Requirements:
Can you restate the records below word for word?

Records from a dataset

* start *

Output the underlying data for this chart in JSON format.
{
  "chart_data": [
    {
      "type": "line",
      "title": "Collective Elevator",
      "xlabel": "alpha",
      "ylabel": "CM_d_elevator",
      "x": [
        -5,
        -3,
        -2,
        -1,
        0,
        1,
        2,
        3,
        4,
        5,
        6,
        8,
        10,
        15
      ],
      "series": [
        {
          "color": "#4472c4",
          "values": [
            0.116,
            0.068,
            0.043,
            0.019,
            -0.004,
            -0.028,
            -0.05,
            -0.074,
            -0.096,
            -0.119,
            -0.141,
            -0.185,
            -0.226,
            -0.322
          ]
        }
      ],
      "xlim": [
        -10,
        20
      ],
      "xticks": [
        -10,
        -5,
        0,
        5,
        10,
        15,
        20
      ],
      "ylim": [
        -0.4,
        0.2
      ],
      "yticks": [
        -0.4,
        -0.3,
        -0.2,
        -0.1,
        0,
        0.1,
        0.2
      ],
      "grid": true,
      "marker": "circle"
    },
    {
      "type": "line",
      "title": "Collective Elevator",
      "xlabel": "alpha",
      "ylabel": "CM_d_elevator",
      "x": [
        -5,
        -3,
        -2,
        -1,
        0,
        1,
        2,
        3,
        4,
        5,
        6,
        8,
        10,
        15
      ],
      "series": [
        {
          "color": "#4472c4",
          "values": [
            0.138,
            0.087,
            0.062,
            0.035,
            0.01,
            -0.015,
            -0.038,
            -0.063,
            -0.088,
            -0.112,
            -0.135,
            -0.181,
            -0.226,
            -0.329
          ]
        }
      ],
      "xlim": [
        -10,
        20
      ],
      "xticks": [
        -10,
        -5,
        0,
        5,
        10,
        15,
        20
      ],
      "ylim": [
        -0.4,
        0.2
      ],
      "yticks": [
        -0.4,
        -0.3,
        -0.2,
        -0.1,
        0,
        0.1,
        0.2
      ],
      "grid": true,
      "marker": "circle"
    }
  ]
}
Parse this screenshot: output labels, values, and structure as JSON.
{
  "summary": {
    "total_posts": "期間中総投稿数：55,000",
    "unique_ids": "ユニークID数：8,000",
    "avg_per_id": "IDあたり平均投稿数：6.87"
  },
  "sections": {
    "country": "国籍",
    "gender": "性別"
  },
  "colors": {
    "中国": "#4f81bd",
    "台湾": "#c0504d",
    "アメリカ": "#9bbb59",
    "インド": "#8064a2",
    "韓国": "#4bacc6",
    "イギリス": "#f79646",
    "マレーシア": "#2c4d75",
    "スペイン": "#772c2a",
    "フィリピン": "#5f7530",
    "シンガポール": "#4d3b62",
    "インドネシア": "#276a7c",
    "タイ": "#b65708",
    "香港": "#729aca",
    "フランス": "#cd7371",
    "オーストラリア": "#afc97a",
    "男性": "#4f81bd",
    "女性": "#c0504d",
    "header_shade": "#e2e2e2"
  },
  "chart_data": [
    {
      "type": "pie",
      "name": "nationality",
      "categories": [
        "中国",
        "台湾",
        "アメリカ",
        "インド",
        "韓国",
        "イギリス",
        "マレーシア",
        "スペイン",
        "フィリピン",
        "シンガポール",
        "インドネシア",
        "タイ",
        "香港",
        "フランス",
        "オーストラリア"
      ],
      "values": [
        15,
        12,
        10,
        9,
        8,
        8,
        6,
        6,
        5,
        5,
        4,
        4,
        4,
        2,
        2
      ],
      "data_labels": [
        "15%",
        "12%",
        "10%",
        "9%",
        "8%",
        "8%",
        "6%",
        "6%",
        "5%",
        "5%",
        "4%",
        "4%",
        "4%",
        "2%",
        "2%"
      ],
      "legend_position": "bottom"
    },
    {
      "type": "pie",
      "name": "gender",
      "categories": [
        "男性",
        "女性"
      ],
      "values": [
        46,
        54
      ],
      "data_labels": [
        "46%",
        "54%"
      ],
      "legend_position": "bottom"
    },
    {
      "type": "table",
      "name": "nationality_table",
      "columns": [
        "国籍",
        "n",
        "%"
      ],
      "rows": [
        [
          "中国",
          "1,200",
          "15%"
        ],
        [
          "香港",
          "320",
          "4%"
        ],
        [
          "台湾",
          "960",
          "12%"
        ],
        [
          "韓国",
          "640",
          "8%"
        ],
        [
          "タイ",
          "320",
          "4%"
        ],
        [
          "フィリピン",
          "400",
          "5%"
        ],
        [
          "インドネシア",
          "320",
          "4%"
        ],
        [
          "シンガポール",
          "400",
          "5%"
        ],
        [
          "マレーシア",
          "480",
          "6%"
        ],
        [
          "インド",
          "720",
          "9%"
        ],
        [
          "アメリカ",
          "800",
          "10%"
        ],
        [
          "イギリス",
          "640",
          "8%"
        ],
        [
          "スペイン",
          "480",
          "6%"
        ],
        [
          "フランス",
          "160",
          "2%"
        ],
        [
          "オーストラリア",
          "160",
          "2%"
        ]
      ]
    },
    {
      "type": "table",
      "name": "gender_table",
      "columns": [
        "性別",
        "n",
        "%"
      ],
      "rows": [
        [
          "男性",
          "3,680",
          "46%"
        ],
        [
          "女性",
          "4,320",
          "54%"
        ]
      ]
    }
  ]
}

* end *

Solution to the problem:
Output the underlying data for this chart in JSON format.
{
  "chart_data": [
    {
      "type": "line",
      "title": "Collective Elevator",
      "xlabel": "alpha",
      "ylabel": "CM_d_elevator",
      "x": [
        -5,
        -3,
        -2,
        -1,
        0,
        1,
        2,
        3,
        4,
        5,
        6,
        8,
        10,
        15
      ],
      "series": [
        {
          "color": "#4472c4",
          "values": [
            0.116,
            0.068,
            0.043,
            0.019,
            -0.004,
            -0.028,
            -0.05,
            -0.074,
            -0.096,
            -0.119,
            -0.141,
            -0.185,
            -0.226,
            -0.322
          ]
        }
      ],
      "xlim": [
        -10,
        20
      ],
      "xticks": [
        -10,
        -5,
        0,
        5,
        10,
        15,
        20
      ],
      "ylim": [
        -0.4,
        0.2
      ],
      "yticks": [
        -0.4,
        -0.3,
        -0.2,
        -0.1,
        0,
        0.1,
        0.2
      ],
      "grid": true,
      "marker": "circle"
    },
    {
      "type": "line",
      "title": "Collective Elevator",
      "xlabel": "alpha",
      "ylabel": "CM_d_elevator",
      "x": [
        -5,
        -3,
        -2,
        -1,
        0,
        1,
        2,
        3,
        4,
        5,
        6,
        8,
        10,
        15
      ],
      "series": [
        {
          "color": "#4472c4",
          "values": [
            0.138,
            0.087,
            0.062,
            0.035,
            0.01,
            -0.015,
            -0.038,
            -0.063,
            -0.088,
            -0.112,
            -0.135,
            -0.181,
            -0.226,
            -0.329
          ]
        }
      ],
      "xlim": [
        -10,
        20
      ],
      "xticks": [
        -10,
        -5,
        0,
        5,
        10,
        15,
        20
      ],
      "ylim": [
        -0.4,
        0.2
      ],
      "yticks": [
        -0.4,
        -0.3,
        -0.2,
        -0.1,
        0,
        0.1,
        0.2
      ],
      "grid": true,
      "marker": "circle"
    }
  ]
}
Parse this screenshot: output labels, values, and structure as JSON.
{
  "summary": {
    "total_posts": "期間中総投稿数：55,000",
    "unique_ids": "ユニークID数：8,000",
    "avg_per_id": "IDあたり平均投稿数：6.87"
  },
  "sections": {
    "country": "国籍",
    "gender": "性別"
  },
  "colors": {
    "中国": "#4f81bd",
    "台湾": "#c0504d",
    "アメリカ": "#9bbb59",
    "インド": "#8064a2",
    "韓国": "#4bacc6",
    "イギリス": "#f79646",
    "マレーシア": "#2c4d75",
    "スペイン": "#772c2a",
    "フィリピン": "#5f7530",
    "シンガポール": "#4d3b62",
    "インドネシア": "#276a7c",
    "タイ": "#b65708",
    "香港": "#729aca",
    "フランス": "#cd7371",
    "オーストラリア": "#afc97a",
    "男性": "#4f81bd",
    "女性": "#c0504d",
    "header_shade": "#e2e2e2"
  },
  "chart_data": [
    {
      "type": "pie",
      "name": "nationality",
      "categories": [
        "中国",
        "台湾",
        "アメリカ",
        "インド",
        "韓国",
        "イギリス",
        "マレーシア",
        "スペイン",
        "フィリピン",
        "シンガポール",
        "インドネシア",
        "タイ",
        "香港",
        "フランス",
        "オーストラリア"
      ],
      "values": [
        15,
        12,
        10,
        9,
        8,
        8,
        6,
        6,
        5,
        5,
        4,
        4,
        4,
        2,
        2
      ],
      "data_labels": [
        "15%",
        "12%",
        "10%",
        "9%",
        "8%",
        "8%",
        "6%",
        "6%",
        "5%",
        "5%",
        "4%",
        "4%",
        "4%",
        "2%",
        "2%"
      ],
      "legend_position": "bottom"
    },
    {
      "type": "pie",
      "name": "gender",
      "categories": [
        "男性",
        "女性"
      ],
      "values": [
        46,
        54
      ],
      "data_labels": [
        "46%",
        "54%"
      ],
      "legend_position": "bottom"
    },
    {
      "type": "table",
      "name": "nationality_table",
      "columns": [
        "国籍",
        "n",
        "%"
      ],
      "rows": [
        [
          "中国",
          "1,200",
          "15%"
        ],
        [
          "香港",
          "320",
          "4%"
        ],
        [
          "台湾",
          "960",
          "12%"
        ],
        [
          "韓国",
          "640",
          "8%"
        ],
        [
          "タイ",
          "320",
          "4%"
        ],
        [
          "フィリピン",
          "400",
          "5%"
        ],
        [
          "インドネシア",
          "320",
          "4%"
        ],
        [
          "シンガポール",
          "400",
          "5%"
        ],
        [
          "マレーシア",
          "480",
          "6%"
        ],
        [
          "インド",
          "720",
          "9%"
        ],
        [
          "アメリカ",
          "800",
          "10%"
        ],
        [
          "イギリス",
          "640",
          "8%"
        ],
        [
          "スペイン",
          "480",
          "6%"
        ],
        [
          "フランス",
          "160",
          "2%"
        ],
        [
          "オーストラリア",
          "160",
          "2%"
        ]
      ]
    },
    {
      "type": "table",
      "name": "gender_table",
      "columns": [
        "性別",
        "n",
        "%"
      ],
      "rows": [
        [
          "男性",
          "3,680",
          "46%"
        ],
        [
          "女性",
          "4,320",
          "54%"
        ]
      ]
    }
  ]
}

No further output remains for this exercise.